-- start of Listed entries --
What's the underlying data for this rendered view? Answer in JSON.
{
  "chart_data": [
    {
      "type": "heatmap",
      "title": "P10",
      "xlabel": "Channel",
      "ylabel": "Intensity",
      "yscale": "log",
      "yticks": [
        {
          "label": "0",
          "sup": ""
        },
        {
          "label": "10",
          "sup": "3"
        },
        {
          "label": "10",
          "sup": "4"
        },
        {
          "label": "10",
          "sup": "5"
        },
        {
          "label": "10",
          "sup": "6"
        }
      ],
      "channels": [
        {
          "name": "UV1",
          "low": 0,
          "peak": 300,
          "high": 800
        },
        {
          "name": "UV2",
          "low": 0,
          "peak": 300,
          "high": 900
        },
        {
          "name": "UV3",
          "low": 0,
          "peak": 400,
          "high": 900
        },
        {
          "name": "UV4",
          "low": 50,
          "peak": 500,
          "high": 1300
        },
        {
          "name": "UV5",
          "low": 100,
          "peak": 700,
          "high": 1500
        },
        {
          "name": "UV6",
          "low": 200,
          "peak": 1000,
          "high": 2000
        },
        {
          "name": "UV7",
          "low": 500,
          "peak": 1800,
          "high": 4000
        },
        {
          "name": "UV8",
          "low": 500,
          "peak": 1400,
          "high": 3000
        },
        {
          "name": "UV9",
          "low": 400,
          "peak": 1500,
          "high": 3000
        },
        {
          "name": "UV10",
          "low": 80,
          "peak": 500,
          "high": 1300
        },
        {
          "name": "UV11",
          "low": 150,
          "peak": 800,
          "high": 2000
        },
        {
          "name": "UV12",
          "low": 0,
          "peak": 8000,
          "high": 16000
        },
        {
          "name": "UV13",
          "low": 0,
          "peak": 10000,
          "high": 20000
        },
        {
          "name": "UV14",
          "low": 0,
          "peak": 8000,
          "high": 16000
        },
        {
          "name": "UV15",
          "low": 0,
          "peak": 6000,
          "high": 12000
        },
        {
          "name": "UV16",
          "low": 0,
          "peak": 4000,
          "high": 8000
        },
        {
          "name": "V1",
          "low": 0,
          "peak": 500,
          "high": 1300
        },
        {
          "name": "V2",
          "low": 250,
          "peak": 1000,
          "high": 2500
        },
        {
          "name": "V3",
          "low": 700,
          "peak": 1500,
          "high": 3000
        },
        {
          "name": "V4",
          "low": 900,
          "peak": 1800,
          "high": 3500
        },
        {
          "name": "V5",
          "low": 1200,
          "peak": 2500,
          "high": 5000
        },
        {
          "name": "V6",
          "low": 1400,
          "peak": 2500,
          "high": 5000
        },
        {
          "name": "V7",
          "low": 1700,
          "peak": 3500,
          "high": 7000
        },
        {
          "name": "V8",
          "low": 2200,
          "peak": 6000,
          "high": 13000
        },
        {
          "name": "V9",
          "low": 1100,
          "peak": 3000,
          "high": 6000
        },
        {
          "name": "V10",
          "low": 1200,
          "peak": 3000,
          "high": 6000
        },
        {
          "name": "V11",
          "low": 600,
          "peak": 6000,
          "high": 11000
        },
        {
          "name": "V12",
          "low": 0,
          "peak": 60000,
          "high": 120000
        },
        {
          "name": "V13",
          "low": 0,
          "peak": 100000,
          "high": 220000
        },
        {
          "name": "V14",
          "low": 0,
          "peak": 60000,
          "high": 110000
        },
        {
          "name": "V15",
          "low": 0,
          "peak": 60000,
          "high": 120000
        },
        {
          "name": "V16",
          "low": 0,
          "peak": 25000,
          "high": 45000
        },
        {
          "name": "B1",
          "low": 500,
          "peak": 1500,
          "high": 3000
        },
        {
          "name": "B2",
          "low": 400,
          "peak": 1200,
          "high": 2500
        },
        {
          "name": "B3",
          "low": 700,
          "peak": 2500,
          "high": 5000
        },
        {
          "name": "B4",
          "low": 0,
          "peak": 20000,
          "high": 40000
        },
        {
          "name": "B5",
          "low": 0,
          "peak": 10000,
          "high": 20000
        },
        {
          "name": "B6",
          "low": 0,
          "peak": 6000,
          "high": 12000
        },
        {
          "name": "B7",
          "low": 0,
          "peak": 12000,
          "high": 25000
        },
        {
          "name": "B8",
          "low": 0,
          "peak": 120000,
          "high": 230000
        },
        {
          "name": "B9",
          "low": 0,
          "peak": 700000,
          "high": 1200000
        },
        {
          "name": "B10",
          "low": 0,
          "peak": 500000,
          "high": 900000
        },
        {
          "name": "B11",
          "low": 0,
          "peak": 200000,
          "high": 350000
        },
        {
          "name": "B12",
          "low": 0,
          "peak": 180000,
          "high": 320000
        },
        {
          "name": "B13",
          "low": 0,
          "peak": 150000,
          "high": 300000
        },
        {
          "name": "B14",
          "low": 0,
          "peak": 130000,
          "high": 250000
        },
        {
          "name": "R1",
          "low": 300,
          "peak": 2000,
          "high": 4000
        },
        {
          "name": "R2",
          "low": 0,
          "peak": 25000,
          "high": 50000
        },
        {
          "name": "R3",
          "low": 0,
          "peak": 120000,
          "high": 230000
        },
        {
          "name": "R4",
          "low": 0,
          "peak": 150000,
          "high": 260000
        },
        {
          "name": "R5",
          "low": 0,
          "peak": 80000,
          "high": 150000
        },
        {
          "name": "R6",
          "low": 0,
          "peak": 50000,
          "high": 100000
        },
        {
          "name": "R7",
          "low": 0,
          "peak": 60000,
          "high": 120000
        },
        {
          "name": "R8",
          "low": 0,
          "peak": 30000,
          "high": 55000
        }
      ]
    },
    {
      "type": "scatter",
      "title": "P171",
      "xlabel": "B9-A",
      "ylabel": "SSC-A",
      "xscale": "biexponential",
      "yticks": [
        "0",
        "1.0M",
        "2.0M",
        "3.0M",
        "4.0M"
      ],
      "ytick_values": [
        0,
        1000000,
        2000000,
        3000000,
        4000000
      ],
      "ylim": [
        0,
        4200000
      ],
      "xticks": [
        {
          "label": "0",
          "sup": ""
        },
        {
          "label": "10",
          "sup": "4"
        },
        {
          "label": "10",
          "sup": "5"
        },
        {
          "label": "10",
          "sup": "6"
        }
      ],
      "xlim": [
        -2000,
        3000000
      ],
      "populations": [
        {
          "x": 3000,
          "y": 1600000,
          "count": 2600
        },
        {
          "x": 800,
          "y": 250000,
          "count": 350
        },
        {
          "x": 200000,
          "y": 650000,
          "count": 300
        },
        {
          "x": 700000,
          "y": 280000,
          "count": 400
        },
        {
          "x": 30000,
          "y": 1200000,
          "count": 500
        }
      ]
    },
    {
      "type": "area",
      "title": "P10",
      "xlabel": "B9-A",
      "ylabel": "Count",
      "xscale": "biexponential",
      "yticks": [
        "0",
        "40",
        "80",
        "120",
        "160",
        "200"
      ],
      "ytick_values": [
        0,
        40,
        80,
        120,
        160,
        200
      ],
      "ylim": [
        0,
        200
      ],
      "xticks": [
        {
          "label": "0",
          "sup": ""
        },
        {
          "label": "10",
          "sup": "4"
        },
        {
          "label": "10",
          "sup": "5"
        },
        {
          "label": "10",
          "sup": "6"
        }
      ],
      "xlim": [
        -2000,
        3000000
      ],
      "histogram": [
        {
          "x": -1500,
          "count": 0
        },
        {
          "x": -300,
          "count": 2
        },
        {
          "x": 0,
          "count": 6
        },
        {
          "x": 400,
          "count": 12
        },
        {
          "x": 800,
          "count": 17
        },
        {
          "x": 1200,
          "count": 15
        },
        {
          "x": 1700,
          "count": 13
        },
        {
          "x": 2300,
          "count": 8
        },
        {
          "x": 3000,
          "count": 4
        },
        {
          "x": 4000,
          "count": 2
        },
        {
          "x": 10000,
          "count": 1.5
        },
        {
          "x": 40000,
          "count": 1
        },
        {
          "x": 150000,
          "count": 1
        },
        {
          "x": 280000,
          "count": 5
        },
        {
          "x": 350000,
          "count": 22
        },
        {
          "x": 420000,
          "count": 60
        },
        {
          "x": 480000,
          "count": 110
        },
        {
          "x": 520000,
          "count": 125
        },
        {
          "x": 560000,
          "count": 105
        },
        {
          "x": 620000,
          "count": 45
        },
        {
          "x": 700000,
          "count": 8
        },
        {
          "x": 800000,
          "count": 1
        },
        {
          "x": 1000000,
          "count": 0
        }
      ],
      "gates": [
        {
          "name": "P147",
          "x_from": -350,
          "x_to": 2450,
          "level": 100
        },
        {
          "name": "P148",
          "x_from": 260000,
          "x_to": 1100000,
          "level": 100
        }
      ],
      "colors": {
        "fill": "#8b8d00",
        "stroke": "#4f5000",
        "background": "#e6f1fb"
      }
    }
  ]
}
-- end of Listed entries --
** What the exercise asks **
Filter for "type". Return all lines that hold it.

** Answer below **
      "type": "heatmap",
      "type": "scatter",
      "type": "area",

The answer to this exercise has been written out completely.